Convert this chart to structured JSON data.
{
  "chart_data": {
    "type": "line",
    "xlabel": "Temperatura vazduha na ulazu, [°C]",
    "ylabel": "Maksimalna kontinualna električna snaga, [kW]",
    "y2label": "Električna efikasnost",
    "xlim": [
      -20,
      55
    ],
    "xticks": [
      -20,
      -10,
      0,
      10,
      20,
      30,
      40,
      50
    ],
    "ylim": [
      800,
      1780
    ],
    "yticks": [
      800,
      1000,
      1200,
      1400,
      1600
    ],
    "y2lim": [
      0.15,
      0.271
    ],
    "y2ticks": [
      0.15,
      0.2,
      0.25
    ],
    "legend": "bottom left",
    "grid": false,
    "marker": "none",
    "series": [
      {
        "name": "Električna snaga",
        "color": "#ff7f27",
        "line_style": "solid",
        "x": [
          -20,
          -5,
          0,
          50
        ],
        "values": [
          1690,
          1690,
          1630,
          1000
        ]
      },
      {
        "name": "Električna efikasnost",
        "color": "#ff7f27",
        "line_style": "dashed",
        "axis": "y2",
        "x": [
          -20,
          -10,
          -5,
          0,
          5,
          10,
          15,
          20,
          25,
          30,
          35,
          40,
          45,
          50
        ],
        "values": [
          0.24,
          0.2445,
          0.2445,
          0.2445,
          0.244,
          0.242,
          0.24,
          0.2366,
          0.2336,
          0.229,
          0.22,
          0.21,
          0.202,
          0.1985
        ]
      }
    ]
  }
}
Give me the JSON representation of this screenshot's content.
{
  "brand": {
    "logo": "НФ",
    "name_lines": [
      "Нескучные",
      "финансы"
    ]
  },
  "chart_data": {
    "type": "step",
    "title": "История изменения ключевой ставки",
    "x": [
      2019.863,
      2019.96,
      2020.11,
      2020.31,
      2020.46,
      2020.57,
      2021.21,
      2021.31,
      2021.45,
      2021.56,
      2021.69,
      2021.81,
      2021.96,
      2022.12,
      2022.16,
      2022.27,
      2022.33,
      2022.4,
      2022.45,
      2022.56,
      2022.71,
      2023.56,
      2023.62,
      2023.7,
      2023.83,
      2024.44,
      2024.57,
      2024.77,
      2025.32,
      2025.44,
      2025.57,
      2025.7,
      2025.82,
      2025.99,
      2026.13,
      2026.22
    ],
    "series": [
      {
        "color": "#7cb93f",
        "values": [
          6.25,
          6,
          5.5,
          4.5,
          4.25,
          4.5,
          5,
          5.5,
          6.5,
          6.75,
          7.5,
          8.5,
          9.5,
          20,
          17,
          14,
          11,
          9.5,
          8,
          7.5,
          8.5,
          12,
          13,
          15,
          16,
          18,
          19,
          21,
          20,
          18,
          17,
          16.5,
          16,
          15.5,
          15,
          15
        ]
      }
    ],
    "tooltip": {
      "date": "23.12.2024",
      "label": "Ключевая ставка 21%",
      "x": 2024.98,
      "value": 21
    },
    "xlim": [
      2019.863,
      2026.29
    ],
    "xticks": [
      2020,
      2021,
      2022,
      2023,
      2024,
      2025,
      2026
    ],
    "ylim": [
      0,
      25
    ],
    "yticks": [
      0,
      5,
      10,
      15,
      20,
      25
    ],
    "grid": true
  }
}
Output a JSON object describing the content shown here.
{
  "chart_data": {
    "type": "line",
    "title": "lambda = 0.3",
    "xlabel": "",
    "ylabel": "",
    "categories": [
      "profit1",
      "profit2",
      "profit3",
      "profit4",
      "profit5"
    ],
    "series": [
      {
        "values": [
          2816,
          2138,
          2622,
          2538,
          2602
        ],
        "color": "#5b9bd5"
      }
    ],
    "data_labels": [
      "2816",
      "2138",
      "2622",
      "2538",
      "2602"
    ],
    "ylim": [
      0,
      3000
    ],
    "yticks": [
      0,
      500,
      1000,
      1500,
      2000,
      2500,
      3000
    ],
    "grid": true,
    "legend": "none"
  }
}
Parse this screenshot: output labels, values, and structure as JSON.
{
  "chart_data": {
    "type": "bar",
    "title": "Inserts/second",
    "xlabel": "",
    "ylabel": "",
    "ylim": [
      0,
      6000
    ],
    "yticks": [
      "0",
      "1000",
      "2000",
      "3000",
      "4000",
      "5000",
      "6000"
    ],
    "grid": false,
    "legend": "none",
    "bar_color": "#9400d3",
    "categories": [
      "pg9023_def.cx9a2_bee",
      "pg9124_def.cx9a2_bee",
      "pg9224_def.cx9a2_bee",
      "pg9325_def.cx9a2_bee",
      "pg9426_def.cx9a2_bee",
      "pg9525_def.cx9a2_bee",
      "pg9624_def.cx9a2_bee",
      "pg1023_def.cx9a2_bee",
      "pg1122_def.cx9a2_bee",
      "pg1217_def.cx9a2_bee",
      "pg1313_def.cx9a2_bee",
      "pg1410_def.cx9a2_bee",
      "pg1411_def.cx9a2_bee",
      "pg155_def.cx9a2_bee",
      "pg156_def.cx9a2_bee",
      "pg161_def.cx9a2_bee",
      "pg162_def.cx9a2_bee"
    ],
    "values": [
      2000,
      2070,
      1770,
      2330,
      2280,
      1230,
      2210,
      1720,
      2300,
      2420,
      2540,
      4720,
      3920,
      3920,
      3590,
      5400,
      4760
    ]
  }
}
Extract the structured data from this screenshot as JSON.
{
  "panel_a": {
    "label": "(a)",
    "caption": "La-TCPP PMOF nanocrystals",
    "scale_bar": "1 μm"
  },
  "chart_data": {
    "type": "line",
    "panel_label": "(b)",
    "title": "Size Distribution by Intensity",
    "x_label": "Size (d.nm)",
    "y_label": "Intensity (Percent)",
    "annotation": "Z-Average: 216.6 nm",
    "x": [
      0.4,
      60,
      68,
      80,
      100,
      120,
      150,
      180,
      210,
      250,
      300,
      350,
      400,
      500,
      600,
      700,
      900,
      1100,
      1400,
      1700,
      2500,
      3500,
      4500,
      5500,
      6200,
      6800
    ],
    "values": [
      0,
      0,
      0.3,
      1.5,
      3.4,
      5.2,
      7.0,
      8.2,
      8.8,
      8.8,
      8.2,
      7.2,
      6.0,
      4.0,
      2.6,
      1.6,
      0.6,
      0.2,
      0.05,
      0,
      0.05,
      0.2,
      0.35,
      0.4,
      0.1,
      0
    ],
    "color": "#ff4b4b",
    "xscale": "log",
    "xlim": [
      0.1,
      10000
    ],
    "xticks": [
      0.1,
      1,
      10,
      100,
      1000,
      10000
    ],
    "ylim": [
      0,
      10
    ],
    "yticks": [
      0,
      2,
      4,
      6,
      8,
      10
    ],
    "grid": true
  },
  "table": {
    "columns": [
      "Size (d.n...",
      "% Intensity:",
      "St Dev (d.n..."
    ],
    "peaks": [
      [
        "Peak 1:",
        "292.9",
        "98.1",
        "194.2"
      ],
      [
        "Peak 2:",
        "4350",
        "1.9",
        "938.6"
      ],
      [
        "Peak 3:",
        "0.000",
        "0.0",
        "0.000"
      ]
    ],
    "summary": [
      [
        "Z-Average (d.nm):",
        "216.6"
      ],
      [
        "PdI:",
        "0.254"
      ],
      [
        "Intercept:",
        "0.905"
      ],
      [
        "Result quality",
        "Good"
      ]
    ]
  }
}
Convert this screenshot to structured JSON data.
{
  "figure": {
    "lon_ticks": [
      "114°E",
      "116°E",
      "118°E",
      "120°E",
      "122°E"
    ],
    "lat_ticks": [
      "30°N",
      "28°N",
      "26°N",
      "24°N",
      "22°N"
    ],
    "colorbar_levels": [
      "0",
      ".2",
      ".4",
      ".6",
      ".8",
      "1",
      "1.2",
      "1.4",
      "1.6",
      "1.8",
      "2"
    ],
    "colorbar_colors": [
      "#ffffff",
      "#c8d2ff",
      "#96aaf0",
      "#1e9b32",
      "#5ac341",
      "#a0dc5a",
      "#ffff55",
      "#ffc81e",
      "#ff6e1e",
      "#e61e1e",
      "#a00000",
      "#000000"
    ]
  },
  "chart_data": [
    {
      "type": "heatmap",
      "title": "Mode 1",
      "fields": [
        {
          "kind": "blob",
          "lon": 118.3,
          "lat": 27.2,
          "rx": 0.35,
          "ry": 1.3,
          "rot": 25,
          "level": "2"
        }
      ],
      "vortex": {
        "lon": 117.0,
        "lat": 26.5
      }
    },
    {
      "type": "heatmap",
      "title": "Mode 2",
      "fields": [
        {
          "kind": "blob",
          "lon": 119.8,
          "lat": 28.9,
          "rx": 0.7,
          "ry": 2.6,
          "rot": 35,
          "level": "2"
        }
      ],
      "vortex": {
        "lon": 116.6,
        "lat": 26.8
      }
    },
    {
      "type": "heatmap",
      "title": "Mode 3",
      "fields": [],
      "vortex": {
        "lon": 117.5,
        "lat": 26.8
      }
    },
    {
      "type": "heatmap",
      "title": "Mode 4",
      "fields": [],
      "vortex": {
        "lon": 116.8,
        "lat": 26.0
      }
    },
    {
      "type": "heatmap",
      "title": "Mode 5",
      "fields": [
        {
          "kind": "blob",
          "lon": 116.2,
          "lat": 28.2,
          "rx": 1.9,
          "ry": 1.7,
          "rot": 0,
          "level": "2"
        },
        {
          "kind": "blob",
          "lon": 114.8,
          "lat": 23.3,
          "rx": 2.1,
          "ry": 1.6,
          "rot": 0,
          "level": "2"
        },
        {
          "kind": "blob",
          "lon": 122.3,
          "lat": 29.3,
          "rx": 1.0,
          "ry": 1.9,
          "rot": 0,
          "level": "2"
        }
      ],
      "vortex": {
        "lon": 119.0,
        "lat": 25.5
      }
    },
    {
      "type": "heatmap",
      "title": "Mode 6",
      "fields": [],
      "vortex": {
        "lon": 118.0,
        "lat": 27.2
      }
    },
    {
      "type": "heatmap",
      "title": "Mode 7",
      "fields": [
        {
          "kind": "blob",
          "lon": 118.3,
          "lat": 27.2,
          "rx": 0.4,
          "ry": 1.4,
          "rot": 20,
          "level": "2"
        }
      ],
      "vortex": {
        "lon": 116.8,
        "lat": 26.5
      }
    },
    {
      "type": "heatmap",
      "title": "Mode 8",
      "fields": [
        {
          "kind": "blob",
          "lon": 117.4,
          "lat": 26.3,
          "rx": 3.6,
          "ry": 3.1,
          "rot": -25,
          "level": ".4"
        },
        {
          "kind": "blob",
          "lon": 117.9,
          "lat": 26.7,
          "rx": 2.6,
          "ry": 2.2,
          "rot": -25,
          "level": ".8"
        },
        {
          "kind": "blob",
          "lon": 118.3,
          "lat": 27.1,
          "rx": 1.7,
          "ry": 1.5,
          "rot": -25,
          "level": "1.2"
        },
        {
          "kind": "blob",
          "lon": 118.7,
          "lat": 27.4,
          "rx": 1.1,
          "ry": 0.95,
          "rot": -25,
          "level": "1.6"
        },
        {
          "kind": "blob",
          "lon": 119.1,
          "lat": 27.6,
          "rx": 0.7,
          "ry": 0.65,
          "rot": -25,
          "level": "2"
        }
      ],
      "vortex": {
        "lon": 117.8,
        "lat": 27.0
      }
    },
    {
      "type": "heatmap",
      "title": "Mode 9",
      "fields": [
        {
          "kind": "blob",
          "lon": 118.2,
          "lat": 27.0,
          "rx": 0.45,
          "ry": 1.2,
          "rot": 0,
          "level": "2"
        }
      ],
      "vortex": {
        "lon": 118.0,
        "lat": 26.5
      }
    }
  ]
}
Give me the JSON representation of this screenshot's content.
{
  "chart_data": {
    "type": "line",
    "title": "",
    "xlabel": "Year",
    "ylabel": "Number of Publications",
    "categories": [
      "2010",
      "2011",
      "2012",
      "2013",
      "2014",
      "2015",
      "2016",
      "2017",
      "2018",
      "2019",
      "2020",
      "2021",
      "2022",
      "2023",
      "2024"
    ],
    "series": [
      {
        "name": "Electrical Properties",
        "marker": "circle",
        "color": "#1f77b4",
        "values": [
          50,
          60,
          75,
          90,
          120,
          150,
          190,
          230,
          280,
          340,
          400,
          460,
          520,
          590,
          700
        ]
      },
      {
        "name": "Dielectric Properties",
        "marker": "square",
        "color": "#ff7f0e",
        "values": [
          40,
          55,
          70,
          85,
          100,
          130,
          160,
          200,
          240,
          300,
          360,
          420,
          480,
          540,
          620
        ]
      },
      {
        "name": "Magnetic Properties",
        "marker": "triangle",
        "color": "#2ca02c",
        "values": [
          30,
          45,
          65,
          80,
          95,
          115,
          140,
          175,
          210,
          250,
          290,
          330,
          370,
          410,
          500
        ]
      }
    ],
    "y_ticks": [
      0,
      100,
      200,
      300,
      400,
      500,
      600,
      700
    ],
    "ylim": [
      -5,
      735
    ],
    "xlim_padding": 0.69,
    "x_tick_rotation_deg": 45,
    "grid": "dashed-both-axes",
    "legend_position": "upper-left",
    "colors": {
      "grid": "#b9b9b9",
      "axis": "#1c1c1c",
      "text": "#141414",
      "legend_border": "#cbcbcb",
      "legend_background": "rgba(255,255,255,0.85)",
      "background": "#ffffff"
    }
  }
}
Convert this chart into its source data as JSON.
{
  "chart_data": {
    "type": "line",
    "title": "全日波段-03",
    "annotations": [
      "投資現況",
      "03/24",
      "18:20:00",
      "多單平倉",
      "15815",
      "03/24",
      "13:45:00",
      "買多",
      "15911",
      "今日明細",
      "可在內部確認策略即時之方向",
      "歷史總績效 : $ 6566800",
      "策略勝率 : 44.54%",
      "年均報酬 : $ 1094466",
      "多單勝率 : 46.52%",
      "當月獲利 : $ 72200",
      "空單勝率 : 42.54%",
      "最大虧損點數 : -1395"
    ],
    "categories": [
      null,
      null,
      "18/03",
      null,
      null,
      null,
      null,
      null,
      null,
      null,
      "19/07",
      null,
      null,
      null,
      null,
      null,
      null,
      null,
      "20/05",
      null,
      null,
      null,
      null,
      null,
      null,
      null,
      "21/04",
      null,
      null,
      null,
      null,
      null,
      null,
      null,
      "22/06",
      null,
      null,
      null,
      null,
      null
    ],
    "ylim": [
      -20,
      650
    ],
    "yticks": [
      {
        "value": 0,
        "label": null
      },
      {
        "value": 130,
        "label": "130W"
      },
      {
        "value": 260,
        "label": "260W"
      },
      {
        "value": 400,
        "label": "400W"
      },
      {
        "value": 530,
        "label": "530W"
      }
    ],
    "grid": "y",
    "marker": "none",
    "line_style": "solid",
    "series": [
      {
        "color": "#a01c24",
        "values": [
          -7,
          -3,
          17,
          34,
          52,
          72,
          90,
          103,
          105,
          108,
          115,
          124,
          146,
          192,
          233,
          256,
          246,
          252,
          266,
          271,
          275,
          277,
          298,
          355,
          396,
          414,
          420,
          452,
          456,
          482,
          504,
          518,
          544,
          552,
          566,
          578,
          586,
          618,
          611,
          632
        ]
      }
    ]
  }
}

**WHAT YOU SHOULD DO:**
Find the word "xlabel" in the entries, and copy every line it shows up in.

**SOLUTION TO THE EXERCISE:**
    "xlabel": "Temperatura vazduha na ulazu, [°C]",
    "xlabel": "",
    "xlabel": "",
    "xlabel": "Year",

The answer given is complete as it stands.